■ Description of the task: Search the records for the string "unique", then copy each line where it appears.

■ Source records:
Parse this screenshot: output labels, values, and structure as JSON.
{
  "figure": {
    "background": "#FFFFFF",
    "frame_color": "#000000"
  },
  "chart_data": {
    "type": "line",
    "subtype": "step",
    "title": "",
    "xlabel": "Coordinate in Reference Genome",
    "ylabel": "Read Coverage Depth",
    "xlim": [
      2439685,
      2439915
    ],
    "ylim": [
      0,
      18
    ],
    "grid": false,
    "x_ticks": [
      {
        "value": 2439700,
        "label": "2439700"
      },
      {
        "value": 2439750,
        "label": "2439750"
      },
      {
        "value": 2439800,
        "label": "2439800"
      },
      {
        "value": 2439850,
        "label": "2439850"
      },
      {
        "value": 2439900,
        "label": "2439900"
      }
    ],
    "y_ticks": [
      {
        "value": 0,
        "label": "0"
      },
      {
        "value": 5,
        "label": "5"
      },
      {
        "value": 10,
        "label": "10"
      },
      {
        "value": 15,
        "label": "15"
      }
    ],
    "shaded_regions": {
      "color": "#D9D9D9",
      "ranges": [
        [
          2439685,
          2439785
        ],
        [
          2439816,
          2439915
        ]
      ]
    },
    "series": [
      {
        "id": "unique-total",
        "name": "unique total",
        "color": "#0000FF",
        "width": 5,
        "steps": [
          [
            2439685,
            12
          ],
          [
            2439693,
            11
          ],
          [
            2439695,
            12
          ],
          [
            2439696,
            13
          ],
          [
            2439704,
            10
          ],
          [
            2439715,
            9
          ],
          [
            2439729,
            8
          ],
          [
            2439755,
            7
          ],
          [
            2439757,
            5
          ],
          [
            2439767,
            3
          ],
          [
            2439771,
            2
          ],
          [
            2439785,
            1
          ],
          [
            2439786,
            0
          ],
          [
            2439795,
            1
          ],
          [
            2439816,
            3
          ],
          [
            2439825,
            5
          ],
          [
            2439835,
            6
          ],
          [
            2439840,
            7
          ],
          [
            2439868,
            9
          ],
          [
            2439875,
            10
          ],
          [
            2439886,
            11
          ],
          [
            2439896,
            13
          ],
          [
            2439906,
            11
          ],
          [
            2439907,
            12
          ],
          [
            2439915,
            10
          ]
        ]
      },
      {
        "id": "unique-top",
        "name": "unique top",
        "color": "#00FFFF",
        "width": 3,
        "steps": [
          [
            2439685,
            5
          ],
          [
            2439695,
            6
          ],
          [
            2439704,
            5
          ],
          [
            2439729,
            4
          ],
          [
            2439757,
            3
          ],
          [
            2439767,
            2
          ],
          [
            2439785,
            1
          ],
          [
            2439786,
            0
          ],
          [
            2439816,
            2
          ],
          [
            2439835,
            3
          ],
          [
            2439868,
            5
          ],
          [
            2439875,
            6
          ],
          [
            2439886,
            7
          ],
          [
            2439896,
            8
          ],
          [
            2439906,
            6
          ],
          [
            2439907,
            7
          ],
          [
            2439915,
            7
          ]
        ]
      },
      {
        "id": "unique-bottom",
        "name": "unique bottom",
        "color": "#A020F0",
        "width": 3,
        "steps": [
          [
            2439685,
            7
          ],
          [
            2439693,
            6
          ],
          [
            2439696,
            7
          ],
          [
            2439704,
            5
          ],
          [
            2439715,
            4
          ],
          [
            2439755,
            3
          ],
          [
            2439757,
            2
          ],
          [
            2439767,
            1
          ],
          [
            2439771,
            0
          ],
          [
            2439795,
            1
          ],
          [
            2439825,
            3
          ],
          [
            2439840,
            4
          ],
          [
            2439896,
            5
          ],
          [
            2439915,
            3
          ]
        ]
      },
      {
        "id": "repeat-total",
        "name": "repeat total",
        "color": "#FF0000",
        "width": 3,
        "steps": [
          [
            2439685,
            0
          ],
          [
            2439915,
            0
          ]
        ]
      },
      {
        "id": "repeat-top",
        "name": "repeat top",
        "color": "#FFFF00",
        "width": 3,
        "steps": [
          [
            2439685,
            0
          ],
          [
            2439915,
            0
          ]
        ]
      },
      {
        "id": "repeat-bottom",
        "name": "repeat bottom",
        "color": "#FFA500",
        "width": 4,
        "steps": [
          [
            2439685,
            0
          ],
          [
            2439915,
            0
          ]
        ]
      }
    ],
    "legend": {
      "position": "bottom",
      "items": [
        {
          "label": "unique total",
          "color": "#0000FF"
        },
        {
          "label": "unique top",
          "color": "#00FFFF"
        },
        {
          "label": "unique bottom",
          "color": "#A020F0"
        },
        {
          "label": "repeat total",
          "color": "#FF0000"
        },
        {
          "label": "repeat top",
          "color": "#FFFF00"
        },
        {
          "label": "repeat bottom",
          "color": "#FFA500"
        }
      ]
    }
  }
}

■ Solution to the problem:
        "id": "unique-total",
        "name": "unique total",
        "id": "unique-top",
        "name": "unique top",
        "id": "unique-bottom",
        "name": "unique bottom",
          "label": "unique total",
          "label": "unique top",
          "label": "unique bottom",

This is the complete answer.